*Task details:* Each line of the material below that holds the word "name" needs to be copied.

▼

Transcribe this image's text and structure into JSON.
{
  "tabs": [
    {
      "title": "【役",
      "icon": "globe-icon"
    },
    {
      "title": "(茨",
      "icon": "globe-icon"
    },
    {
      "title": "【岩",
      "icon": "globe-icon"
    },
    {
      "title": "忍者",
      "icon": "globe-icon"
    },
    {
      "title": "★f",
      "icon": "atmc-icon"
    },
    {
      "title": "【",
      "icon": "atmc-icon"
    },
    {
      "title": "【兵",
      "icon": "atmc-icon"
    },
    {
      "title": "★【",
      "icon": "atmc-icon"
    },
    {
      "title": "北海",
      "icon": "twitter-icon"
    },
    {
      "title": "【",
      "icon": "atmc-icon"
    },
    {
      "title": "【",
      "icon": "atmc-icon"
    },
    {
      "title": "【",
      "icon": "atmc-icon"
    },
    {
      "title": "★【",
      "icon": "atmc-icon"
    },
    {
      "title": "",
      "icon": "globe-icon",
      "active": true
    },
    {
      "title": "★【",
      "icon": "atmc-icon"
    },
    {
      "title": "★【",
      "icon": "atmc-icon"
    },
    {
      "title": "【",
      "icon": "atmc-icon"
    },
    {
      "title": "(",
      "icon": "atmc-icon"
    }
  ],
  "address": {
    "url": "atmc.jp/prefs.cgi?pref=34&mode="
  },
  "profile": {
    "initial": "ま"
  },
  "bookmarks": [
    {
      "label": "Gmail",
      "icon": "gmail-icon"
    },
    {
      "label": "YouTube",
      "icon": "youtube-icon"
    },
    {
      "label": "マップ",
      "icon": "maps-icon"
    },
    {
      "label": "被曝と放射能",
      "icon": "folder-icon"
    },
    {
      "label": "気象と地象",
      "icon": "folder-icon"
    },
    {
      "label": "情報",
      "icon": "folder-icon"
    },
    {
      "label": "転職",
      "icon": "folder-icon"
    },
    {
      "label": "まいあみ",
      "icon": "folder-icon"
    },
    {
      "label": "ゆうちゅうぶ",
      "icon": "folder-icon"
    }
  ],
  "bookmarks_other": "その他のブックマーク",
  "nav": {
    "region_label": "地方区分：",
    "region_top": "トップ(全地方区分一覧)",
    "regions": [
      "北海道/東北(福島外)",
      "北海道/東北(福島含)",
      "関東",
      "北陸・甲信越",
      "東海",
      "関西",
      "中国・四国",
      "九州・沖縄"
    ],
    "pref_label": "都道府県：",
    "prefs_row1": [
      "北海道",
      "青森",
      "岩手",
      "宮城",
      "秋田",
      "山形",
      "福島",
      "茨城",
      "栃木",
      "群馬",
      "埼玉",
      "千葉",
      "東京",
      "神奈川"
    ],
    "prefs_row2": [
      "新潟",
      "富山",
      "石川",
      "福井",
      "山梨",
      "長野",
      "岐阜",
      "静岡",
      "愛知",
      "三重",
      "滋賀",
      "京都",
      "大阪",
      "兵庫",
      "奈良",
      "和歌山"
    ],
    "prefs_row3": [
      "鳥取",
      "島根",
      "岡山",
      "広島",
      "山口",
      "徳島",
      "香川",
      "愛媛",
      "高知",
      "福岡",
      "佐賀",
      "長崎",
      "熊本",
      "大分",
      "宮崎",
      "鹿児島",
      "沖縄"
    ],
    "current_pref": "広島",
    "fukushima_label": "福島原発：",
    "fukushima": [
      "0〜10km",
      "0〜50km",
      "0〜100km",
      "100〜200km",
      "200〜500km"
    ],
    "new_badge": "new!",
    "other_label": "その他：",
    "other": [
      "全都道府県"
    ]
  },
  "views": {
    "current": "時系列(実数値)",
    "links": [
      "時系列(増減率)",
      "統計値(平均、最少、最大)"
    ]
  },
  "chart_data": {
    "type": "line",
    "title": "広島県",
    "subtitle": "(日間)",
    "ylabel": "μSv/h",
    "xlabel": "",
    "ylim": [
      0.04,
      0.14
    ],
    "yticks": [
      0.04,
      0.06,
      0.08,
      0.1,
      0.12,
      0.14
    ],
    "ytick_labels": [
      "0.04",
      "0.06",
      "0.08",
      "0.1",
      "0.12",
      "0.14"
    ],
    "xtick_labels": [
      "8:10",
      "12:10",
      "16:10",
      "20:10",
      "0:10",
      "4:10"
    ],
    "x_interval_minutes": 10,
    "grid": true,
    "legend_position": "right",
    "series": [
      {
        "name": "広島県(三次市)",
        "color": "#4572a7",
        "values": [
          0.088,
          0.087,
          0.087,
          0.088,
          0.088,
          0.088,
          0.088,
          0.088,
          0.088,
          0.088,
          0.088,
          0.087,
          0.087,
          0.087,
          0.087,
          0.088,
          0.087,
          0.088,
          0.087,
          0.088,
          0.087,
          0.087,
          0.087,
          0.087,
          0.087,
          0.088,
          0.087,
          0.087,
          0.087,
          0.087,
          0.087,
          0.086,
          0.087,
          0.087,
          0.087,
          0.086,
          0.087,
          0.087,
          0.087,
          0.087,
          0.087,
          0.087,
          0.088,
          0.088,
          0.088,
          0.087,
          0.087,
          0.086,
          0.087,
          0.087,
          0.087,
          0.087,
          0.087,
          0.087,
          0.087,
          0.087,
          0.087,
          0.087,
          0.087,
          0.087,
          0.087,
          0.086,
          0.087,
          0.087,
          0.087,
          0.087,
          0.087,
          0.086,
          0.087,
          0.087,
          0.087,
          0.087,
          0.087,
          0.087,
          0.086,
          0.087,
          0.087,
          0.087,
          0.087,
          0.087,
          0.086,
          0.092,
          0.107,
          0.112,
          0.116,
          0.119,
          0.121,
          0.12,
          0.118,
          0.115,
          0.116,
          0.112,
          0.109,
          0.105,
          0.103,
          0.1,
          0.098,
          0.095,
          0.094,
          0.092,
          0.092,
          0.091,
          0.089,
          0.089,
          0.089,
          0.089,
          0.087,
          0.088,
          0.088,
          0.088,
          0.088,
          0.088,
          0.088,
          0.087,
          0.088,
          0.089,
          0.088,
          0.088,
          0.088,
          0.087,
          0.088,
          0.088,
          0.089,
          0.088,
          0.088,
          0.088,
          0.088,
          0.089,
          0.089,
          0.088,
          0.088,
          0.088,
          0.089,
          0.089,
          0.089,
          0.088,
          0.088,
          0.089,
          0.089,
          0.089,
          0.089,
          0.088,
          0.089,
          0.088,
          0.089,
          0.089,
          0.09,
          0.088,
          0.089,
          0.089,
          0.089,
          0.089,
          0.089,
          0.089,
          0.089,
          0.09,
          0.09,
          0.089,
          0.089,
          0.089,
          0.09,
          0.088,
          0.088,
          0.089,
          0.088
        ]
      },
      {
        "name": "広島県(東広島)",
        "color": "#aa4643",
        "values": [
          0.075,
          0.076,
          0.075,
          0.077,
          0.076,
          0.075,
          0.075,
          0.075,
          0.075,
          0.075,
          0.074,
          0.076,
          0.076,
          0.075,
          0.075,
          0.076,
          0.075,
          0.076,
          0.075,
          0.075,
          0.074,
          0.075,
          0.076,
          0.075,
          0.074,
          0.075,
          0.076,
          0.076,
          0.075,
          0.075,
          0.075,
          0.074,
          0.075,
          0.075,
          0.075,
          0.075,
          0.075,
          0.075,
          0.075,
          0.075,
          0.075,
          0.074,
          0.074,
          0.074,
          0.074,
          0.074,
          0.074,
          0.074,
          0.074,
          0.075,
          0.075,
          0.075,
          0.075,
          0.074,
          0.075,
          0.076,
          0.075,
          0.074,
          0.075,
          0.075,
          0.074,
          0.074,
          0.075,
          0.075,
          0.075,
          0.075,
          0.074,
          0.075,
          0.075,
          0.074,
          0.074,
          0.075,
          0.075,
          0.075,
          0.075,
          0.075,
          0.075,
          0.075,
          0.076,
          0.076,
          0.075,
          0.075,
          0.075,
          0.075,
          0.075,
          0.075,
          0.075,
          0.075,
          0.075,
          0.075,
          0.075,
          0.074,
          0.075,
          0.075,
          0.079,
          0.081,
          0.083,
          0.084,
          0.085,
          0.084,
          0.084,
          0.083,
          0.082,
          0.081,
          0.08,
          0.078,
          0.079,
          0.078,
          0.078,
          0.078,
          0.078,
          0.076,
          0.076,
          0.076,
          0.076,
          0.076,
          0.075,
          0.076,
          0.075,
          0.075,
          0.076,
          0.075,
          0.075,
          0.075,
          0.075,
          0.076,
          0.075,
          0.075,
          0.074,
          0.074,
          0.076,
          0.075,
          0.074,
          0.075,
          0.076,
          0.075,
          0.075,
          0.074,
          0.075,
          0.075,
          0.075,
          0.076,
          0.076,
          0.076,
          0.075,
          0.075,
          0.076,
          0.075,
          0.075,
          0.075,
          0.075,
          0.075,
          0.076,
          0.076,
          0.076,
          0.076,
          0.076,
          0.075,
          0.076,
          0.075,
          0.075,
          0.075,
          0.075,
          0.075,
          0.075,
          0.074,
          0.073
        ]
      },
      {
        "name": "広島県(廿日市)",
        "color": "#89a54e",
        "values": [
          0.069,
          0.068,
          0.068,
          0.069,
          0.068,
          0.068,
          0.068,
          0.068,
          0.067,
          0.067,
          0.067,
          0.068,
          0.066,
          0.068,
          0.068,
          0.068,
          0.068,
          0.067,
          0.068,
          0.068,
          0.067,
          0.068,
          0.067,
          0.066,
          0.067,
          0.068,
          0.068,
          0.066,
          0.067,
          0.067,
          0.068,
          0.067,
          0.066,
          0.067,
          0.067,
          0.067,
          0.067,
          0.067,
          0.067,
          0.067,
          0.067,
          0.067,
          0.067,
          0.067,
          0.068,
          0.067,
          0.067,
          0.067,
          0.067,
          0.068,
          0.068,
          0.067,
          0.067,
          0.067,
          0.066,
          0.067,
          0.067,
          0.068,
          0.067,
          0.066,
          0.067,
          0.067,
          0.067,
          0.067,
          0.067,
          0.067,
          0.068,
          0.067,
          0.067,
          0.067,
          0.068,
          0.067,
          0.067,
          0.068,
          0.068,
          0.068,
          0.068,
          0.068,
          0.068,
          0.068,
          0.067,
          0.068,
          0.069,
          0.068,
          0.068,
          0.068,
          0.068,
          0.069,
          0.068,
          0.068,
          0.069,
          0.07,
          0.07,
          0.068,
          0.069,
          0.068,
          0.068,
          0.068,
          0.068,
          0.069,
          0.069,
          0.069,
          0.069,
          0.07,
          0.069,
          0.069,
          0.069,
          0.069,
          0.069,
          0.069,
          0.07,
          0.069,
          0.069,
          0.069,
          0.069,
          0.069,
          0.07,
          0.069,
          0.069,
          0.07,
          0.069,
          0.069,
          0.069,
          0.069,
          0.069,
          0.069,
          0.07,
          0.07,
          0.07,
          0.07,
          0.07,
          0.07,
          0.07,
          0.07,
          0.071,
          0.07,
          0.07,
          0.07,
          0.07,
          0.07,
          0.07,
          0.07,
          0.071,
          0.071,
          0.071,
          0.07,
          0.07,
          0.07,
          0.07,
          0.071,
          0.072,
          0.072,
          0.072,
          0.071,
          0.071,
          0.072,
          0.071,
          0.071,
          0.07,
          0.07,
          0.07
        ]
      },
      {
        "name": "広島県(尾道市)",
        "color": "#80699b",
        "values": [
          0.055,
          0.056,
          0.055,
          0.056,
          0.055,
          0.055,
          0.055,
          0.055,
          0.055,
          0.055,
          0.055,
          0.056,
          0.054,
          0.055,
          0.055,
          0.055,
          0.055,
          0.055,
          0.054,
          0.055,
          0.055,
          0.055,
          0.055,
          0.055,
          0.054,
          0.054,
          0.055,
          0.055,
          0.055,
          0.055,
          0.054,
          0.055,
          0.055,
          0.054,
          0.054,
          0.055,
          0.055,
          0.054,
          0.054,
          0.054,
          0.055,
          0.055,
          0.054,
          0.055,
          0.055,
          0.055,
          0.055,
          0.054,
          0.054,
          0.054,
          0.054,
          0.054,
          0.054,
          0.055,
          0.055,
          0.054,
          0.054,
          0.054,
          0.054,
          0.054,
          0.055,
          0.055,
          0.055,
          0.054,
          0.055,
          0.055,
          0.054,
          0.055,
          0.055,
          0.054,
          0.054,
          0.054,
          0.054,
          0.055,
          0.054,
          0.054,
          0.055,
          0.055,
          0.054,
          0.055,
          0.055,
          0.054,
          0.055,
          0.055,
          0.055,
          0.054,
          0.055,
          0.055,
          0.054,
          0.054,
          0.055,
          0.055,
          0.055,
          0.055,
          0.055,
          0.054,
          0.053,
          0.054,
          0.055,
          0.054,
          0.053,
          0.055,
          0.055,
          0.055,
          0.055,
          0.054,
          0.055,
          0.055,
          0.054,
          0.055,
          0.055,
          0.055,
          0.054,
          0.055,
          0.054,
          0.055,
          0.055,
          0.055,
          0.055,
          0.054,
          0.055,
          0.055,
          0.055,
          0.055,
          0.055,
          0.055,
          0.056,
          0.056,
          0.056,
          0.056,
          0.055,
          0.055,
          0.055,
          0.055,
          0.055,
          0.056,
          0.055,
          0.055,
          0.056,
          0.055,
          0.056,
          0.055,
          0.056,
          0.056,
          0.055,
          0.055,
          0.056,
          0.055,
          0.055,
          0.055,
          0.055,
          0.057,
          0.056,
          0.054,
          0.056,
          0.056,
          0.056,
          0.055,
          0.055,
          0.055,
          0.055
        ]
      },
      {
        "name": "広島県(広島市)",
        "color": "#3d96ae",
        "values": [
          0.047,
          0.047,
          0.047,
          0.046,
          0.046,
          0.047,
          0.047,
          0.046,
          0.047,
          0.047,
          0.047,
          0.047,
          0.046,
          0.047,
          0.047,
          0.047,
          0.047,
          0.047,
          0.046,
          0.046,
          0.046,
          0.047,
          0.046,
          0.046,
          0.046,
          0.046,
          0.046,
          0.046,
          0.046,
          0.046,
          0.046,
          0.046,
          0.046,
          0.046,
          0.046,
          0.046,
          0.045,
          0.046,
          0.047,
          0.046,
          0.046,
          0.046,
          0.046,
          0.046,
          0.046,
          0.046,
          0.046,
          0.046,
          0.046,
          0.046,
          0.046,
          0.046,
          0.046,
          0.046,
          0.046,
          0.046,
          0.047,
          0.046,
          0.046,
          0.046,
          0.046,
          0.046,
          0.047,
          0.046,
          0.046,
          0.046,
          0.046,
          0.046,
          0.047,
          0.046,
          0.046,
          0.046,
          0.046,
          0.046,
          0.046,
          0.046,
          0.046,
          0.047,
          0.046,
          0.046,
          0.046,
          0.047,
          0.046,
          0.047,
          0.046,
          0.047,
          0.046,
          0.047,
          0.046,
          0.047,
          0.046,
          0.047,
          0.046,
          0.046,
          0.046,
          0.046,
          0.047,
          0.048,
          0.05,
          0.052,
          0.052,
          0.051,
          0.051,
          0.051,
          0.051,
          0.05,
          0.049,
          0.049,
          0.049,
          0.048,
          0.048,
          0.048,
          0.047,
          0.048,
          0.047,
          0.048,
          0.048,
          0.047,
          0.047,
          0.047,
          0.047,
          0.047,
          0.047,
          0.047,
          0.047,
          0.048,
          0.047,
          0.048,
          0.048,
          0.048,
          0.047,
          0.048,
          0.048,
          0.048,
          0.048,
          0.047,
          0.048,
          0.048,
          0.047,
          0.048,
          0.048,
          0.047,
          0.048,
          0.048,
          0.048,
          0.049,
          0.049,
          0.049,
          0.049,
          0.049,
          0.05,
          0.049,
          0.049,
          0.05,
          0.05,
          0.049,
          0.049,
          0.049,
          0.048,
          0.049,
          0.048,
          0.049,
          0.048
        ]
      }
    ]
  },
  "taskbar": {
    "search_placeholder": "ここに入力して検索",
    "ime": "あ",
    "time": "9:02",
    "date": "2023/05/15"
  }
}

▲

*Right answer:*
        "name": "広島県(三次市)",
        "name": "広島県(東広島)",
        "name": "広島県(廿日市)",
        "name": "広島県(尾道市)",
        "name": "広島県(広島市)",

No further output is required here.